• [Information provided]:

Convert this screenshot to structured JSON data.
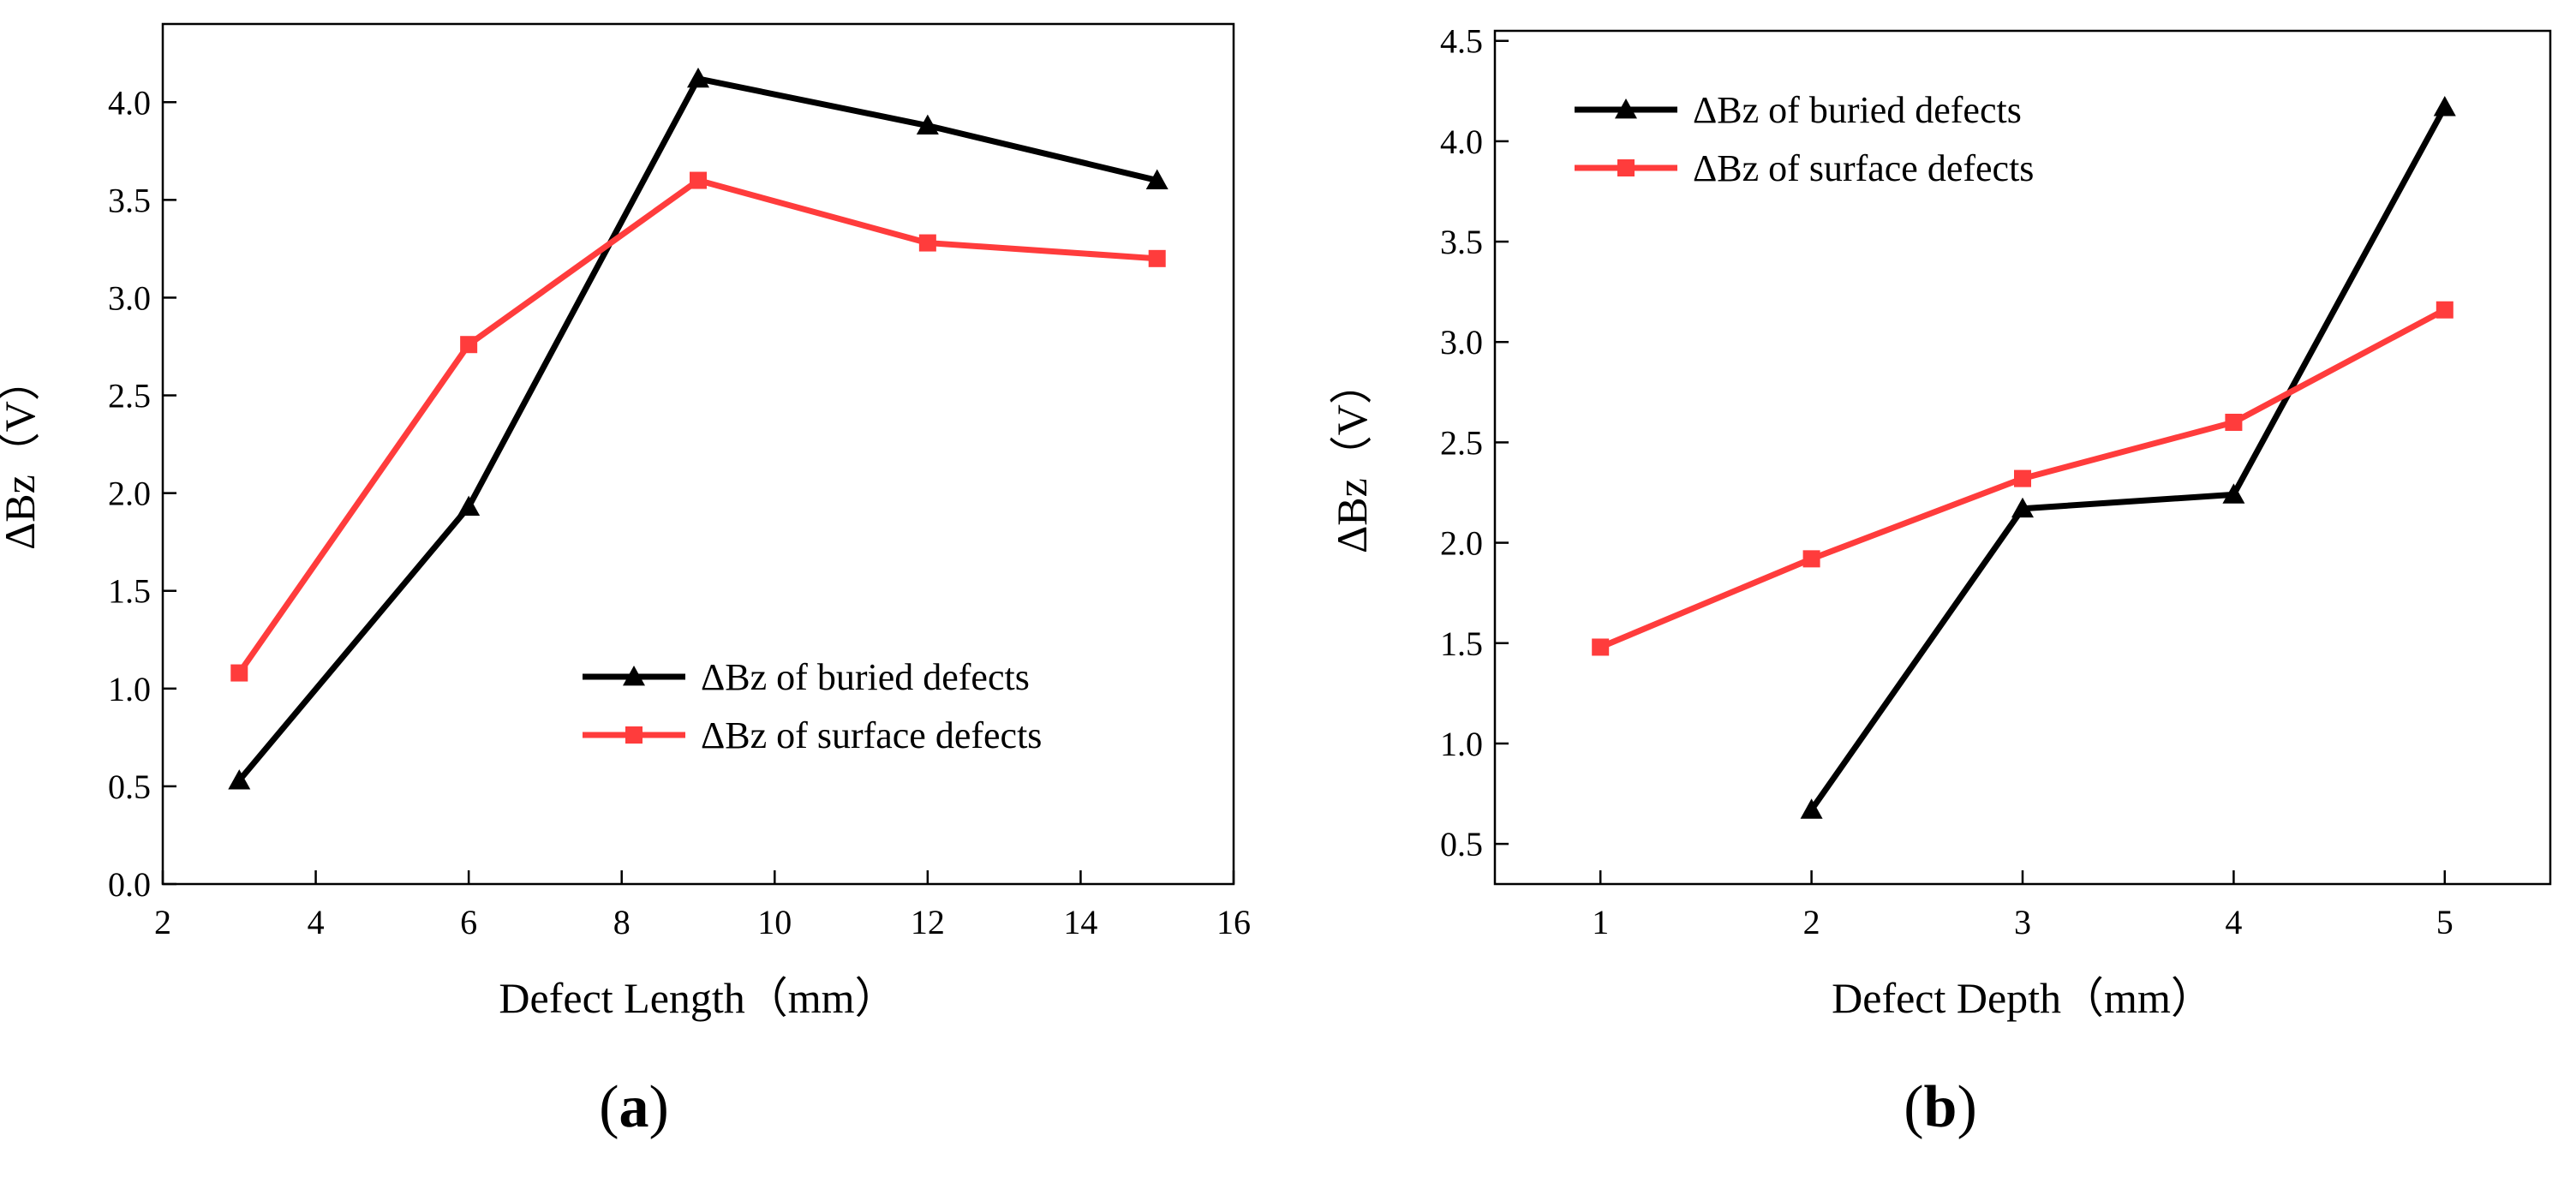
{
  "chart_data": [
    {
      "type": "line",
      "panel_label": "a",
      "title": "",
      "xlabel": "Defect Length（mm）",
      "ylabel": "ΔBz（V）",
      "xlim": [
        2,
        16
      ],
      "ylim": [
        0.0,
        4.4
      ],
      "xticks": [
        2,
        4,
        6,
        8,
        10,
        12,
        14,
        16
      ],
      "xtick_labels": [
        "2",
        "4",
        "6",
        "8",
        "10",
        "12",
        "14",
        "16"
      ],
      "yticks": [
        0.0,
        0.5,
        1.0,
        1.5,
        2.0,
        2.5,
        3.0,
        3.5,
        4.0
      ],
      "ytick_labels": [
        "0.0",
        "0.5",
        "1.0",
        "1.5",
        "2.0",
        "2.5",
        "3.0",
        "3.5",
        "4.0"
      ],
      "grid": false,
      "legend_position": "bottom-right",
      "series": [
        {
          "name": "ΔBz of buried defects",
          "color": "#000000",
          "marker": "triangle",
          "x": [
            3,
            6,
            9,
            12,
            15
          ],
          "y": [
            0.53,
            1.93,
            4.12,
            3.88,
            3.6
          ]
        },
        {
          "name": "ΔBz of surface defects",
          "color": "#ff3c3c",
          "marker": "square",
          "x": [
            3,
            6,
            9,
            12,
            15
          ],
          "y": [
            1.08,
            2.76,
            3.6,
            3.28,
            3.2
          ]
        }
      ]
    },
    {
      "type": "line",
      "panel_label": "b",
      "title": "",
      "xlabel": "Defect Depth（mm）",
      "ylabel": "ΔBz（V）",
      "xlim": [
        0.5,
        5.5
      ],
      "ylim": [
        0.3,
        4.55
      ],
      "xticks": [
        1,
        2,
        3,
        4,
        5
      ],
      "xtick_labels": [
        "1",
        "2",
        "3",
        "4",
        "5"
      ],
      "yticks": [
        0.5,
        1.0,
        1.5,
        2.0,
        2.5,
        3.0,
        3.5,
        4.0,
        4.5
      ],
      "ytick_labels": [
        "0.5",
        "1.0",
        "1.5",
        "2.0",
        "2.5",
        "3.0",
        "3.5",
        "4.0",
        "4.5"
      ],
      "grid": false,
      "legend_position": "top-left",
      "series": [
        {
          "name": "ΔBz of buried defects",
          "color": "#000000",
          "marker": "triangle",
          "x": [
            2,
            3,
            4,
            5
          ],
          "y": [
            0.67,
            2.17,
            2.24,
            4.17
          ]
        },
        {
          "name": "ΔBz of surface defects",
          "color": "#ff3c3c",
          "marker": "square",
          "x": [
            1,
            2,
            3,
            4,
            5
          ],
          "y": [
            1.48,
            1.92,
            2.32,
            2.6,
            3.16
          ]
        }
      ]
    }
  ]
}
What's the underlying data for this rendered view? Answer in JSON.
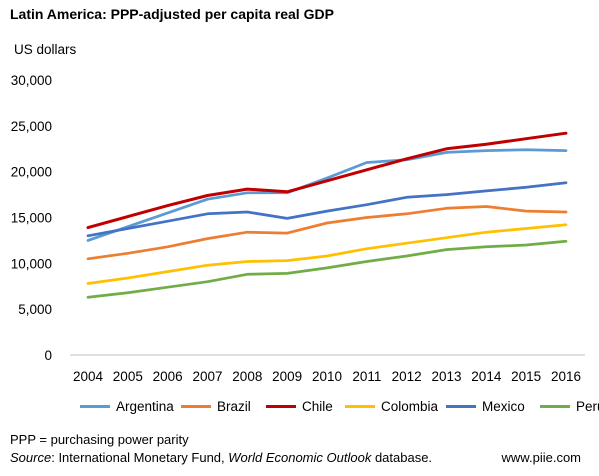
{
  "page": {
    "title": "Latin America: PPP-adjusted per capita real GDP",
    "units": "US dollars",
    "note": "PPP = purchasing power parity",
    "source_label": "Source",
    "source_sep": ": ",
    "source_org": "International Monetary Fund, ",
    "source_pub": "World Economic Outlook",
    "source_tail": " database.",
    "url": "www.piie.com"
  },
  "chart_data": {
    "type": "line",
    "title": "Latin America: PPP-adjusted per capita real GDP",
    "ylabel": "US dollars",
    "xlabel": "",
    "x": [
      "2004",
      "2005",
      "2006",
      "2007",
      "2008",
      "2009",
      "2010",
      "2011",
      "2012",
      "2013",
      "2014",
      "2015",
      "2016"
    ],
    "ylim": [
      0,
      30000
    ],
    "yticks": [
      0,
      5000,
      10000,
      15000,
      20000,
      25000,
      30000
    ],
    "ytick_labels": [
      "0",
      "5,000",
      "10,000",
      "15,000",
      "20,000",
      "25,000",
      "30,000"
    ],
    "grid": false,
    "legend_position": "bottom",
    "series": [
      {
        "name": "Argentina",
        "color": "#5B9BD5",
        "values": [
          12500,
          14000,
          15500,
          17000,
          17700,
          17700,
          19300,
          21000,
          21300,
          22100,
          22300,
          22400,
          22300
        ]
      },
      {
        "name": "Brazil",
        "color": "#ED7D31",
        "values": [
          10500,
          11100,
          11800,
          12700,
          13400,
          13300,
          14400,
          15000,
          15400,
          16000,
          16200,
          15700,
          15600
        ]
      },
      {
        "name": "Chile",
        "color": "#C00000",
        "values": [
          13900,
          15100,
          16300,
          17400,
          18100,
          17800,
          19000,
          20200,
          21400,
          22500,
          23000,
          23600,
          24200
        ]
      },
      {
        "name": "Colombia",
        "color": "#FFC000",
        "values": [
          7800,
          8400,
          9100,
          9800,
          10200,
          10300,
          10800,
          11600,
          12200,
          12800,
          13400,
          13800,
          14200
        ]
      },
      {
        "name": "Mexico",
        "color": "#4472C4",
        "values": [
          13000,
          13800,
          14600,
          15400,
          15600,
          14900,
          15700,
          16400,
          17200,
          17500,
          17900,
          18300,
          18800
        ]
      },
      {
        "name": "Peru",
        "color": "#70AD47",
        "values": [
          6300,
          6800,
          7400,
          8000,
          8800,
          8900,
          9500,
          10200,
          10800,
          11500,
          11800,
          12000,
          12400
        ]
      }
    ]
  }
}
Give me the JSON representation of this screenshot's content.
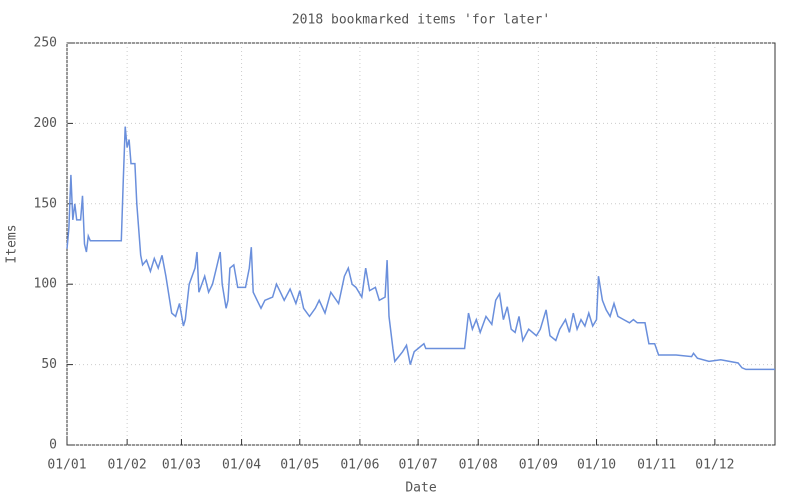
{
  "chart_data": {
    "type": "line",
    "title": "2018 bookmarked items 'for later'",
    "x_label": "Date",
    "y_label": "Items",
    "x": [
      0,
      1,
      2,
      3,
      4,
      5,
      7,
      8,
      9,
      10,
      11,
      12,
      28,
      29,
      30,
      31,
      32,
      33,
      35,
      36,
      38,
      39,
      41,
      43,
      45,
      47,
      49,
      51,
      54,
      56,
      58,
      60,
      61,
      63,
      66,
      67,
      68,
      71,
      73,
      75,
      77,
      79,
      80,
      82,
      83,
      84,
      86,
      88,
      92,
      94,
      95,
      96,
      98,
      100,
      102,
      106,
      108,
      110,
      112,
      115,
      118,
      120,
      122,
      125,
      128,
      130,
      133,
      136,
      140,
      143,
      145,
      147,
      149,
      152,
      154,
      156,
      159,
      161,
      164,
      165,
      166,
      168,
      169,
      171,
      173,
      175,
      177,
      179,
      181,
      184,
      185,
      205,
      207,
      209,
      211,
      213,
      216,
      219,
      221,
      223,
      225,
      227,
      229,
      231,
      233,
      235,
      238,
      242,
      244,
      247,
      249,
      252,
      254,
      257,
      259,
      261,
      263,
      265,
      267,
      269,
      271,
      273,
      274,
      276,
      278,
      280,
      282,
      284,
      287,
      290,
      292,
      294,
      298,
      300,
      303,
      305,
      314,
      322,
      323,
      325,
      331,
      337,
      346,
      348,
      350,
      365
    ],
    "series": [
      {
        "name": "Items",
        "color": "#6a8fdc",
        "values": [
          122,
          135,
          168,
          140,
          150,
          140,
          140,
          155,
          125,
          120,
          130,
          127,
          127,
          165,
          198,
          185,
          190,
          175,
          175,
          150,
          118,
          112,
          115,
          108,
          116,
          110,
          118,
          105,
          82,
          80,
          88,
          74,
          78,
          100,
          110,
          120,
          95,
          105,
          95,
          100,
          110,
          120,
          100,
          85,
          90,
          110,
          112,
          98,
          98,
          110,
          123,
          95,
          90,
          85,
          90,
          92,
          100,
          95,
          90,
          97,
          88,
          96,
          85,
          80,
          85,
          90,
          82,
          95,
          88,
          105,
          110,
          100,
          98,
          92,
          110,
          96,
          98,
          90,
          92,
          115,
          80,
          60,
          52,
          55,
          58,
          62,
          50,
          58,
          60,
          63,
          60,
          60,
          82,
          72,
          78,
          70,
          80,
          75,
          90,
          94,
          78,
          86,
          72,
          70,
          80,
          65,
          72,
          68,
          72,
          84,
          68,
          65,
          72,
          78,
          70,
          82,
          72,
          78,
          74,
          82,
          74,
          78,
          105,
          90,
          84,
          80,
          88,
          80,
          78,
          76,
          78,
          76,
          76,
          63,
          63,
          56,
          56,
          55,
          57,
          54,
          52,
          53,
          51,
          48,
          47,
          47
        ]
      }
    ],
    "xlim": [
      0,
      365
    ],
    "xticks": [
      {
        "value": 0,
        "label": "01/01"
      },
      {
        "value": 31,
        "label": "01/02"
      },
      {
        "value": 59,
        "label": "01/03"
      },
      {
        "value": 90,
        "label": "01/04"
      },
      {
        "value": 120,
        "label": "01/05"
      },
      {
        "value": 151,
        "label": "01/06"
      },
      {
        "value": 181,
        "label": "01/07"
      },
      {
        "value": 212,
        "label": "01/08"
      },
      {
        "value": 243,
        "label": "01/09"
      },
      {
        "value": 273,
        "label": "01/10"
      },
      {
        "value": 304,
        "label": "01/11"
      },
      {
        "value": 334,
        "label": "01/12"
      }
    ],
    "ylim": [
      0,
      250
    ],
    "yticks": [
      0,
      50,
      100,
      150,
      200,
      250
    ],
    "grid": true
  }
}
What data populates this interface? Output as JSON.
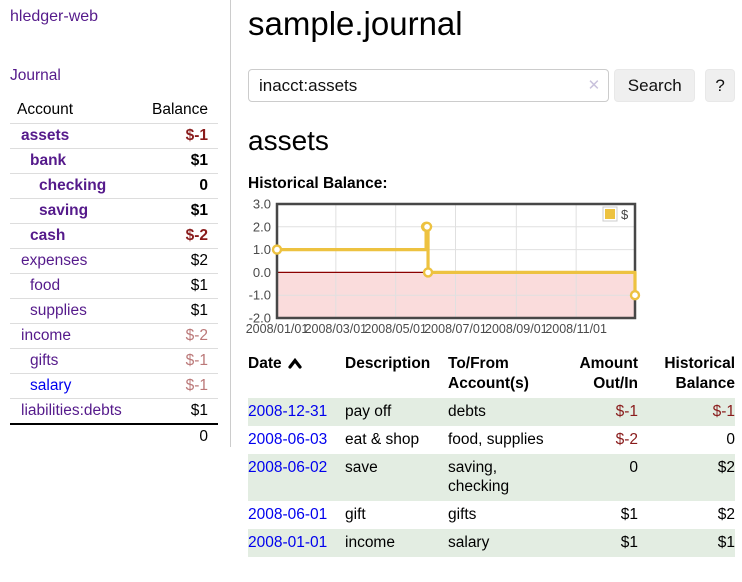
{
  "sidebar": {
    "brand": "hledger-web",
    "journal_link": "Journal",
    "accounts_table": {
      "headers": {
        "account": "Account",
        "balance": "Balance"
      },
      "rows": [
        {
          "name": "assets",
          "indent": 1,
          "bold": true,
          "color": "purple",
          "balance": "$-1",
          "balance_class": "neg-strong"
        },
        {
          "name": "bank",
          "indent": 2,
          "bold": true,
          "color": "purple",
          "balance": "$1",
          "balance_class": ""
        },
        {
          "name": "checking",
          "indent": 3,
          "bold": true,
          "color": "purple",
          "balance": "0",
          "balance_class": ""
        },
        {
          "name": "saving",
          "indent": 3,
          "bold": true,
          "color": "purple",
          "balance": "$1",
          "balance_class": ""
        },
        {
          "name": "cash",
          "indent": 2,
          "bold": true,
          "color": "purple",
          "balance": "$-2",
          "balance_class": "neg-strong"
        },
        {
          "name": "expenses",
          "indent": 1,
          "bold": false,
          "color": "purple",
          "balance": "$2",
          "balance_class": ""
        },
        {
          "name": "food",
          "indent": 2,
          "bold": false,
          "color": "purple",
          "balance": "$1",
          "balance_class": ""
        },
        {
          "name": "supplies",
          "indent": 2,
          "bold": false,
          "color": "purple",
          "balance": "$1",
          "balance_class": ""
        },
        {
          "name": "income",
          "indent": 1,
          "bold": false,
          "color": "purple",
          "balance": "$-2",
          "balance_class": "neg-weak"
        },
        {
          "name": "gifts",
          "indent": 2,
          "bold": false,
          "color": "purple",
          "balance": "$-1",
          "balance_class": "neg-weak"
        },
        {
          "name": "salary",
          "indent": 2,
          "bold": false,
          "color": "blue",
          "balance": "$-1",
          "balance_class": "neg-weak"
        },
        {
          "name": "liabilities:debts",
          "indent": 1,
          "bold": false,
          "color": "purple",
          "balance": "$1",
          "balance_class": ""
        }
      ],
      "total": "0"
    }
  },
  "main": {
    "title": "sample.journal",
    "search": {
      "query": "inacct:assets",
      "clear_icon": "✕",
      "button_label": "Search",
      "help_label": "?"
    },
    "account_heading": "assets",
    "chart_heading": "Historical Balance:"
  },
  "chart_data": {
    "type": "line",
    "title": "Historical Balance",
    "step": true,
    "x_range": [
      "2008-01-01",
      "2008-12-31"
    ],
    "ylim": [
      -2,
      3
    ],
    "y_ticks": [
      "3.0",
      "2.0",
      "1.0",
      "0.0",
      "-1.0",
      "-2.0"
    ],
    "x_ticks": [
      "2008/01/01",
      "2008/03/01",
      "2008/05/01",
      "2008/07/01",
      "2008/09/01",
      "2008/11/01"
    ],
    "series": [
      {
        "name": "$",
        "color": "#edc240",
        "points": [
          {
            "date": "2008-01-01",
            "value": 1
          },
          {
            "date": "2008-06-01",
            "value": 2
          },
          {
            "date": "2008-06-02",
            "value": 2
          },
          {
            "date": "2008-06-03",
            "value": 0
          },
          {
            "date": "2008-12-31",
            "value": -1
          }
        ]
      }
    ],
    "legend": {
      "label": "$",
      "position": "top-right"
    },
    "grid": true,
    "negative_region_color": "#fadcdc",
    "zero_line_color": "#8b0000",
    "border_color": "#474747",
    "gridline_color": "#e0e0e0",
    "tick_color": "#4a4a4a"
  },
  "register": {
    "headers": {
      "date": "Date",
      "description": "Description",
      "account": "To/From\nAccount(s)",
      "amount": "Amount\nOut/In",
      "balance": "Historical\nBalance"
    },
    "sort_icon": "chevron-up",
    "rows": [
      {
        "date": "2008-12-31",
        "description": "pay off",
        "accounts": "debts",
        "amount": "$-1",
        "amount_neg": true,
        "balance": "$-1",
        "balance_neg": true
      },
      {
        "date": "2008-06-03",
        "description": "eat & shop",
        "accounts": "food, supplies",
        "amount": "$-2",
        "amount_neg": true,
        "balance": "0",
        "balance_neg": false
      },
      {
        "date": "2008-06-02",
        "description": "save",
        "accounts": "saving,\nchecking",
        "amount": "0",
        "amount_neg": false,
        "balance": "$2",
        "balance_neg": false
      },
      {
        "date": "2008-06-01",
        "description": "gift",
        "accounts": "gifts",
        "amount": "$1",
        "amount_neg": false,
        "balance": "$2",
        "balance_neg": false
      },
      {
        "date": "2008-01-01",
        "description": "income",
        "accounts": "salary",
        "amount": "$1",
        "amount_neg": false,
        "balance": "$1",
        "balance_neg": false
      }
    ]
  },
  "colors": {
    "link_purple": "#551a8b",
    "link_blue": "#0000ee",
    "negative_strong": "#891b1b",
    "negative_weak": "#bb7878",
    "row_stripe_green": "#e3ede2",
    "chart_line_gold": "#edc240",
    "chart_negative_fill": "#fadcdc",
    "zero_line": "#8b0000"
  }
}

• [Task statement]:
Your answer should be a single number: the count of lines containing the word "JSON".

• [Solution for this problem]:
4